[Begin The data]

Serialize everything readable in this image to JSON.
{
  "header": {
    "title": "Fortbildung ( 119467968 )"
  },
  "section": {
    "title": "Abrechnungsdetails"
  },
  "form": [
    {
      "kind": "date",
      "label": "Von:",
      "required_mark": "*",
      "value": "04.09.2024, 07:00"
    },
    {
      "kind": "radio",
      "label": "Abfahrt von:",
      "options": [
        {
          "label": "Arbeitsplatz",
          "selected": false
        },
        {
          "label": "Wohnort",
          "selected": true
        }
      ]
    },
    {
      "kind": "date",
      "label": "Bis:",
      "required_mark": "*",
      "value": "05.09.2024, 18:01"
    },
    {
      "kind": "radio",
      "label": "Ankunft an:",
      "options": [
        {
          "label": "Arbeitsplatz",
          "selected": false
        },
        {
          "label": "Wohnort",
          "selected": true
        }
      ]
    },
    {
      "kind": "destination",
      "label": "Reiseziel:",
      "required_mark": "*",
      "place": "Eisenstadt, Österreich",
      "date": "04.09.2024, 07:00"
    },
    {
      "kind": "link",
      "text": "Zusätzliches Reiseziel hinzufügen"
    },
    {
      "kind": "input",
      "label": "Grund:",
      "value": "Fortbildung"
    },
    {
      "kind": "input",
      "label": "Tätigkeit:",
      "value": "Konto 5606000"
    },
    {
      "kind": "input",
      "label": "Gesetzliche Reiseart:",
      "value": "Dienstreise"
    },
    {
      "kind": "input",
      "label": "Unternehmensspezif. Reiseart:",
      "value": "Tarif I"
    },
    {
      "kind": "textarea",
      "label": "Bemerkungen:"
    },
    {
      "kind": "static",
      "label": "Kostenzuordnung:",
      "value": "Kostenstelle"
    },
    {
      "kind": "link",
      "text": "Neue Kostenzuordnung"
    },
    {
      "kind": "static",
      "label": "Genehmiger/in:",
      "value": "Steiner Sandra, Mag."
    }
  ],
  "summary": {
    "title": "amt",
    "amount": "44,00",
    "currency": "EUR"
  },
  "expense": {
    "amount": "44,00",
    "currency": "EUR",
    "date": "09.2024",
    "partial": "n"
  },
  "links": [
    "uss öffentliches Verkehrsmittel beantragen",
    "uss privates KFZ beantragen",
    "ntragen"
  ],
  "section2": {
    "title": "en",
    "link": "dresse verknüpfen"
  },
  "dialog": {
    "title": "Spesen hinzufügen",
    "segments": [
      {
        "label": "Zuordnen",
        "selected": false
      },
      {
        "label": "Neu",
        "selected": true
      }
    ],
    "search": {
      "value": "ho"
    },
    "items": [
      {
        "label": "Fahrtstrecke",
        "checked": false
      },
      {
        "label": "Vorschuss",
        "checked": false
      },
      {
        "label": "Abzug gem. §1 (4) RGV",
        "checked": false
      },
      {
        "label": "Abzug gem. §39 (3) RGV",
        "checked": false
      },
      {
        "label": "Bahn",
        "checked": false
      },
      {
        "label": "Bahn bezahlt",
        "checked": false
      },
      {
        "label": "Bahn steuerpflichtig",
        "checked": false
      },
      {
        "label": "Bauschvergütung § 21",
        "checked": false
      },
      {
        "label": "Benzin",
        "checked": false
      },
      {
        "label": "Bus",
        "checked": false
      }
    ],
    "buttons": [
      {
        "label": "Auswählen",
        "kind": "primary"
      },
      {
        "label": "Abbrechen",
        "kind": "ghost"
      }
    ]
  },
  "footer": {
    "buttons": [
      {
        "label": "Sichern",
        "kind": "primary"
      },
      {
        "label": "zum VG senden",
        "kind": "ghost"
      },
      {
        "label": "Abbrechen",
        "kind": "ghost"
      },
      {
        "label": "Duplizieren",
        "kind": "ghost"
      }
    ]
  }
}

[End The data]

All of the entries should be written out again exactly.

Serialize everything readable in this image to JSON.
{
  "header": {
    "title": "Fortbildung ( 119467968 )"
  },
  "section": {
    "title": "Abrechnungsdetails"
  },
  "form": [
    {
      "kind": "date",
      "label": "Von:",
      "required_mark": "*",
      "value": "04.09.2024, 07:00"
    },
    {
      "kind": "radio",
      "label": "Abfahrt von:",
      "options": [
        {
          "label": "Arbeitsplatz",
          "selected": false
        },
        {
          "label": "Wohnort",
          "selected": true
        }
      ]
    },
    {
      "kind": "date",
      "label": "Bis:",
      "required_mark": "*",
      "value": "05.09.2024, 18:01"
    },
    {
      "kind": "radio",
      "label": "Ankunft an:",
      "options": [
        {
          "label": "Arbeitsplatz",
          "selected": false
        },
        {
          "label": "Wohnort",
          "selected": true
        }
      ]
    },
    {
      "kind": "destination",
      "label": "Reiseziel:",
      "required_mark": "*",
      "place": "Eisenstadt, Österreich",
      "date": "04.09.2024, 07:00"
    },
    {
      "kind": "link",
      "text": "Zusätzliches Reiseziel hinzufügen"
    },
    {
      "kind": "input",
      "label": "Grund:",
      "value": "Fortbildung"
    },
    {
      "kind": "input",
      "label": "Tätigkeit:",
      "value": "Konto 5606000"
    },
    {
      "kind": "input",
      "label": "Gesetzliche Reiseart:",
      "value": "Dienstreise"
    },
    {
      "kind": "input",
      "label": "Unternehmensspezif. Reiseart:",
      "value": "Tarif I"
    },
    {
      "kind": "textarea",
      "label": "Bemerkungen:"
    },
    {
      "kind": "static",
      "label": "Kostenzuordnung:",
      "value": "Kostenstelle"
    },
    {
      "kind": "link",
      "text": "Neue Kostenzuordnung"
    },
    {
      "kind": "static",
      "label": "Genehmiger/in:",
      "value": "Steiner Sandra, Mag."
    }
  ],
  "summary": {
    "title": "amt",
    "amount": "44,00",
    "currency": "EUR"
  },
  "expense": {
    "amount": "44,00",
    "currency": "EUR",
    "date": "09.2024",
    "partial": "n"
  },
  "links": [
    "uss öffentliches Verkehrsmittel beantragen",
    "uss privates KFZ beantragen",
    "ntragen"
  ],
  "section2": {
    "title": "en",
    "link": "dresse verknüpfen"
  },
  "dialog": {
    "title": "Spesen hinzufügen",
    "segments": [
      {
        "label": "Zuordnen",
        "selected": false
      },
      {
        "label": "Neu",
        "selected": true
      }
    ],
    "search": {
      "value": "ho"
    },
    "items": [
      {
        "label": "Fahrtstrecke",
        "checked": false
      },
      {
        "label": "Vorschuss",
        "checked": false
      },
      {
        "label": "Abzug gem. §1 (4) RGV",
        "checked": false
      },
      {
        "label": "Abzug gem. §39 (3) RGV",
        "checked": false
      },
      {
        "label": "Bahn",
        "checked": false
      },
      {
        "label": "Bahn bezahlt",
        "checked": false
      },
      {
        "label": "Bahn steuerpflichtig",
        "checked": false
      },
      {
        "label": "Bauschvergütung § 21",
        "checked": false
      },
      {
        "label": "Benzin",
        "checked": false
      },
      {
        "label": "Bus",
        "checked": false
      }
    ],
    "buttons": [
      {
        "label": "Auswählen",
        "kind": "primary"
      },
      {
        "label": "Abbrechen",
        "kind": "ghost"
      }
    ]
  },
  "footer": {
    "buttons": [
      {
        "label": "Sichern",
        "kind": "primary"
      },
      {
        "label": "zum VG senden",
        "kind": "ghost"
      },
      {
        "label": "Abbrechen",
        "kind": "ghost"
      },
      {
        "label": "Duplizieren",
        "kind": "ghost"
      }
    ]
  }
}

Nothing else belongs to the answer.